- Task requirements
Please print the full listing exactly.

[Dataset entries]
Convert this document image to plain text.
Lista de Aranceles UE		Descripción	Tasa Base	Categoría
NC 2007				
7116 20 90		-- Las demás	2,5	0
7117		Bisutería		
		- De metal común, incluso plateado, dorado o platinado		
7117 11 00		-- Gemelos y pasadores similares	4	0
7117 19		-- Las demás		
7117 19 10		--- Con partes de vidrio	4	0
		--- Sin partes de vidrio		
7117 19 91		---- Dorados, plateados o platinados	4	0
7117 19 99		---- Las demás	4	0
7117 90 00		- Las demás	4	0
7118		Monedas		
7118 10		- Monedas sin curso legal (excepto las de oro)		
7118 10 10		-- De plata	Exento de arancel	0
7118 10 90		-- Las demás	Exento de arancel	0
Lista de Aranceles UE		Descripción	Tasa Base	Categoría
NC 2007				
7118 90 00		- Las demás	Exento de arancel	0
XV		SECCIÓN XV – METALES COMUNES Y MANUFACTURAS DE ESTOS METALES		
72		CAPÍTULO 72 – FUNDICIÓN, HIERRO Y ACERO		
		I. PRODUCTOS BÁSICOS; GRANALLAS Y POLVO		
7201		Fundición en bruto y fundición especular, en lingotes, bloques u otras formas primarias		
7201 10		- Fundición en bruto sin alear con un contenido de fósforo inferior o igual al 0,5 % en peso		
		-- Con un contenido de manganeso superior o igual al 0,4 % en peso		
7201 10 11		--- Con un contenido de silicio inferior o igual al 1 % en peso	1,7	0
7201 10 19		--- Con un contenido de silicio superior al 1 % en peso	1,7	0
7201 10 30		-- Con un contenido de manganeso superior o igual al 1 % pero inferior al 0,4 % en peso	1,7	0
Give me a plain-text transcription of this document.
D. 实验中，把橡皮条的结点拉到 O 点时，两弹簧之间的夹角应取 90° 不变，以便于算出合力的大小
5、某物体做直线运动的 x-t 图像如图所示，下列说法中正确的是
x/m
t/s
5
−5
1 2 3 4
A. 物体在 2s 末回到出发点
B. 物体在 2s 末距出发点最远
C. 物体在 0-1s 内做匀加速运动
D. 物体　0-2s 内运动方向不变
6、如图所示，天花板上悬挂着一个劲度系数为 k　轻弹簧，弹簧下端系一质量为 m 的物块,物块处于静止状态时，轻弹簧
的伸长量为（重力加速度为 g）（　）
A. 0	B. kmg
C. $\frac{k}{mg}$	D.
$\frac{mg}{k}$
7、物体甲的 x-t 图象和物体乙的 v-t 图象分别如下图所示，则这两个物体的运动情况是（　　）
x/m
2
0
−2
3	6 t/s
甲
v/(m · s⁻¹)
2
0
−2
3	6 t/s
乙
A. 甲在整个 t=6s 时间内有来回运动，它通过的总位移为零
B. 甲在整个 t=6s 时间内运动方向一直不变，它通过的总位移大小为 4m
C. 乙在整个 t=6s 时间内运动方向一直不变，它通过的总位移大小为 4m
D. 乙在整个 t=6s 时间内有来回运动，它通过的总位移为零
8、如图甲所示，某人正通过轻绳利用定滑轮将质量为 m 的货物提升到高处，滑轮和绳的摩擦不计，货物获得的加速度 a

- Problem solution
Convert this document image to plain text.
Lista de Aranceles UE		Descripción	Tasa Base	Categoría
NC 2007				
7116 20 90		-- Las demás	2,5	0
7117		Bisutería		
		- De metal común, incluso plateado, dorado o platinado		
7117 11 00		-- Gemelos y pasadores similares	4	0
7117 19		-- Las demás		
7117 19 10		--- Con partes de vidrio	4	0
		--- Sin partes de vidrio		
7117 19 91		---- Dorados, plateados o platinados	4	0
7117 19 99		---- Las demás	4	0
7117 90 00		- Las demás	4	0
7118		Monedas		
7118 10		- Monedas sin curso legal (excepto las de oro)		
7118 10 10		-- De plata	Exento de arancel	0
7118 10 90		-- Las demás	Exento de arancel	0
Lista de Aranceles UE		Descripción	Tasa Base	Categoría
NC 2007				
7118 90 00		- Las demás	Exento de arancel	0
XV		SECCIÓN XV – METALES COMUNES Y MANUFACTURAS DE ESTOS METALES		
72		CAPÍTULO 72 – FUNDICIÓN, HIERRO Y ACERO		
		I. PRODUCTOS BÁSICOS; GRANALLAS Y POLVO		
7201		Fundición en bruto y fundición especular, en lingotes, bloques u otras formas primarias		
7201 10		- Fundición en bruto sin alear con un contenido de fósforo inferior o igual al 0,5 % en peso		
		-- Con un contenido de manganeso superior o igual al 0,4 % en peso		
7201 10 11		--- Con un contenido de silicio inferior o igual al 1 % en peso	1,7	0
7201 10 19		--- Con un contenido de silicio superior al 1 % en peso	1,7	0
7201 10 30		-- Con un contenido de manganeso superior o igual al 1 % pero inferior al 0,4 % en peso	1,7	0
Give me a plain-text transcription of this document.
D. 实验中，把橡皮条的结点拉到 O 点时，两弹簧之间的夹角应取 90° 不变，以便于算出合力的大小
5、某物体做直线运动的 x-t 图像如图所示，下列说法中正确的是
x/m
t/s
5
−5
1 2 3 4
A. 物体在 2s 末回到出发点
B. 物体在 2s 末距出发点最远
C. 物体在 0-1s 内做匀加速运动
D. 物体　0-2s 内运动方向不变
6、如图所示，天花板上悬挂着一个劲度系数为 k　轻弹簧，弹簧下端系一质量为 m 的物块,物块处于静止状态时，轻弹簧
的伸长量为（重力加速度为 g）（　）
A. 0	B. kmg
C. $\frac{k}{mg}$	D.
$\frac{mg}{k}$
7、物体甲的 x-t 图象和物体乙的 v-t 图象分别如下图所示，则这两个物体的运动情况是（　　）
x/m
2
0
−2
3	6 t/s
甲
v/(m · s⁻¹)
2
0
−2
3	6 t/s
乙
A. 甲在整个 t=6s 时间内有来回运动，它通过的总位移为零
B. 甲在整个 t=6s 时间内运动方向一直不变，它通过的总位移大小为 4m
C. 乙在整个 t=6s 时间内运动方向一直不变，它通过的总位移大小为 4m
D. 乙在整个 t=6s 时间内有来回运动，它通过的总位移为零
8、如图甲所示，某人正通过轻绳利用定滑轮将质量为 m 的货物提升到高处，滑轮和绳的摩擦不计，货物获得的加速度 a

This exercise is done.